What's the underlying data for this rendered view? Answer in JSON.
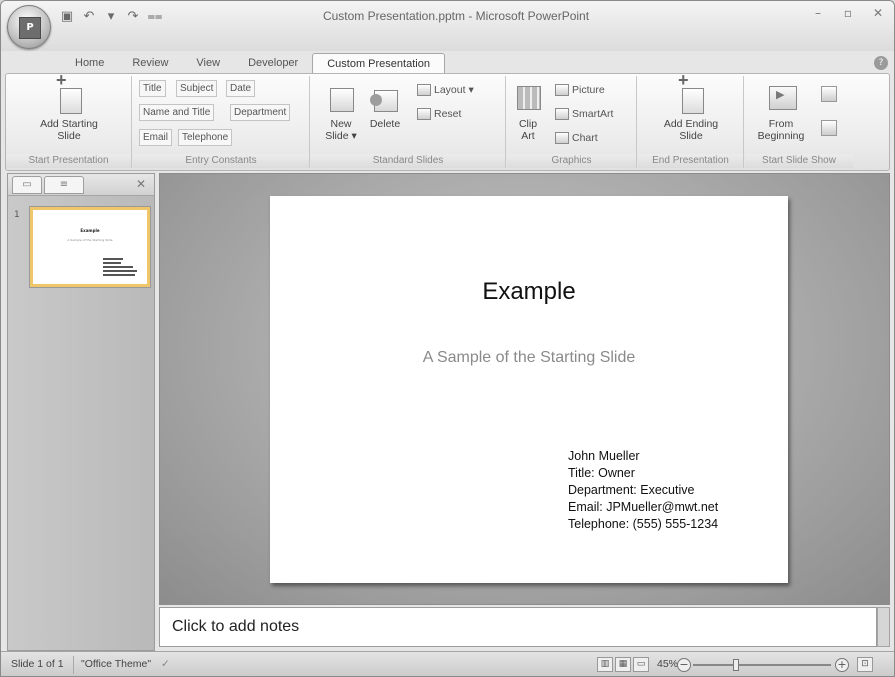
{
  "title_bar": {
    "title": "Custom Presentation.pptm - Microsoft PowerPoint",
    "office_logo": "logo",
    "qat": [
      "save-icon",
      "undo-icon",
      "redo-icon",
      "customize-icon"
    ]
  },
  "tabs": [
    {
      "label": "Home"
    },
    {
      "label": "Review"
    },
    {
      "label": "View"
    },
    {
      "label": "Developer"
    },
    {
      "label": "Custom Presentation",
      "active": true
    }
  ],
  "ribbon": {
    "start_presentation": {
      "add_starting_slide_line1": "Add Starting",
      "add_starting_slide_line2": "Slide",
      "group_label": "Start Presentation"
    },
    "entry_constants": {
      "title": "Title",
      "subject": "Subject",
      "date": "Date",
      "name_and_title": "Name and Title",
      "department": "Department",
      "email": "Email",
      "telephone": "Telephone",
      "group_label": "Entry Constants"
    },
    "standard_slides": {
      "new_slide_line1": "New",
      "new_slide_line2": "Slide ▾",
      "delete": "Delete",
      "layout": "Layout ▾",
      "reset": "Reset",
      "group_label": "Standard Slides"
    },
    "graphics": {
      "clip_art_line1": "Clip",
      "clip_art_line2": "Art",
      "picture": "Picture",
      "smartart": "SmartArt",
      "chart": "Chart",
      "group_label": "Graphics"
    },
    "end_presentation": {
      "add_ending_slide_line1": "Add Ending",
      "add_ending_slide_line2": "Slide",
      "group_label": "End Presentation"
    },
    "start_slide_show": {
      "from_beginning_line1": "From",
      "from_beginning_line2": "Beginning",
      "group_label": "Start Slide Show"
    }
  },
  "slides_pane": {
    "thumb_number": "1",
    "thumb_title": "Example",
    "thumb_subtitle": "A Sample of the Starting Slide"
  },
  "slide": {
    "title": "Example",
    "subtitle": "A Sample of the Starting Slide",
    "info": [
      "John Mueller",
      "Title: Owner",
      "Department: Executive",
      "Email: JPMueller@mwt.net",
      "Telephone: (555) 555-1234"
    ]
  },
  "notes": {
    "placeholder": "Click to add notes"
  },
  "status_bar": {
    "slide_count": "Slide 1 of 1",
    "theme": "\"Office Theme\"",
    "zoom": "45%",
    "zoom_level": 0.45
  }
}
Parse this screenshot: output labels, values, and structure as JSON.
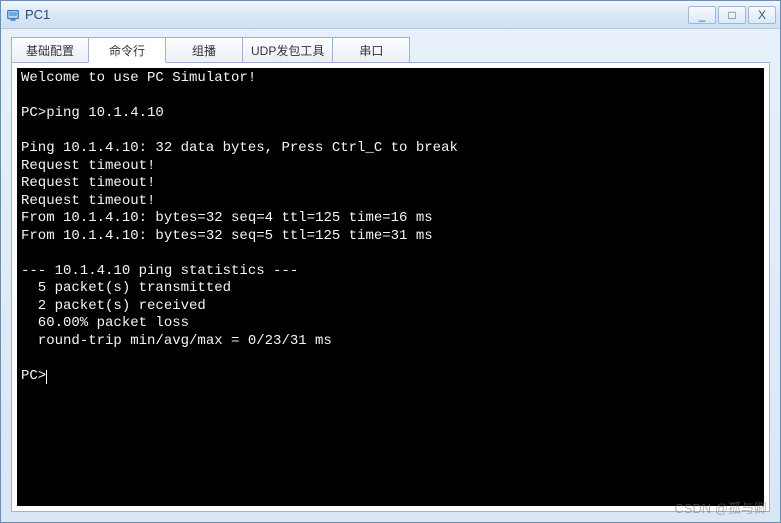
{
  "window": {
    "title": "PC1",
    "controls": {
      "minimize": "_",
      "maximize": "□",
      "close": "X"
    }
  },
  "tabs": [
    {
      "label": "基础配置",
      "active": false
    },
    {
      "label": "命令行",
      "active": true
    },
    {
      "label": "组播",
      "active": false
    },
    {
      "label": "UDP发包工具",
      "active": false
    },
    {
      "label": "串口",
      "active": false
    }
  ],
  "terminal": {
    "lines": [
      "Welcome to use PC Simulator!",
      "",
      "PC>ping 10.1.4.10",
      "",
      "Ping 10.1.4.10: 32 data bytes, Press Ctrl_C to break",
      "Request timeout!",
      "Request timeout!",
      "Request timeout!",
      "From 10.1.4.10: bytes=32 seq=4 ttl=125 time=16 ms",
      "From 10.1.4.10: bytes=32 seq=5 ttl=125 time=31 ms",
      "",
      "--- 10.1.4.10 ping statistics ---",
      "  5 packet(s) transmitted",
      "  2 packet(s) received",
      "  60.00% packet loss",
      "  round-trip min/avg/max = 0/23/31 ms",
      "",
      "PC>"
    ],
    "prompt": "PC>"
  },
  "watermark": "CSDN @孤与卿"
}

== == ==

— Task details —
Give back word for word the lines from the one containing "Parse this screenshot: output" through the final line of the data above. Pictures are to be left out.

— Solution —
Parse this screenshot: output labels, values, and structure as JSON.
{
  "window": {
    "title": "PC1",
    "controls": {
      "minimize": "_",
      "maximize": "□",
      "close": "X"
    }
  },
  "tabs": [
    {
      "label": "基础配置",
      "active": false
    },
    {
      "label": "命令行",
      "active": true
    },
    {
      "label": "组播",
      "active": false
    },
    {
      "label": "UDP发包工具",
      "active": false
    },
    {
      "label": "串口",
      "active": false
    }
  ],
  "terminal": {
    "lines": [
      "Welcome to use PC Simulator!",
      "",
      "PC>ping 10.1.4.10",
      "",
      "Ping 10.1.4.10: 32 data bytes, Press Ctrl_C to break",
      "Request timeout!",
      "Request timeout!",
      "Request timeout!",
      "From 10.1.4.10: bytes=32 seq=4 ttl=125 time=16 ms",
      "From 10.1.4.10: bytes=32 seq=5 ttl=125 time=31 ms",
      "",
      "--- 10.1.4.10 ping statistics ---",
      "  5 packet(s) transmitted",
      "  2 packet(s) received",
      "  60.00% packet loss",
      "  round-trip min/avg/max = 0/23/31 ms",
      "",
      "PC>"
    ],
    "prompt": "PC>"
  },
  "watermark": "CSDN @孤与卿"
}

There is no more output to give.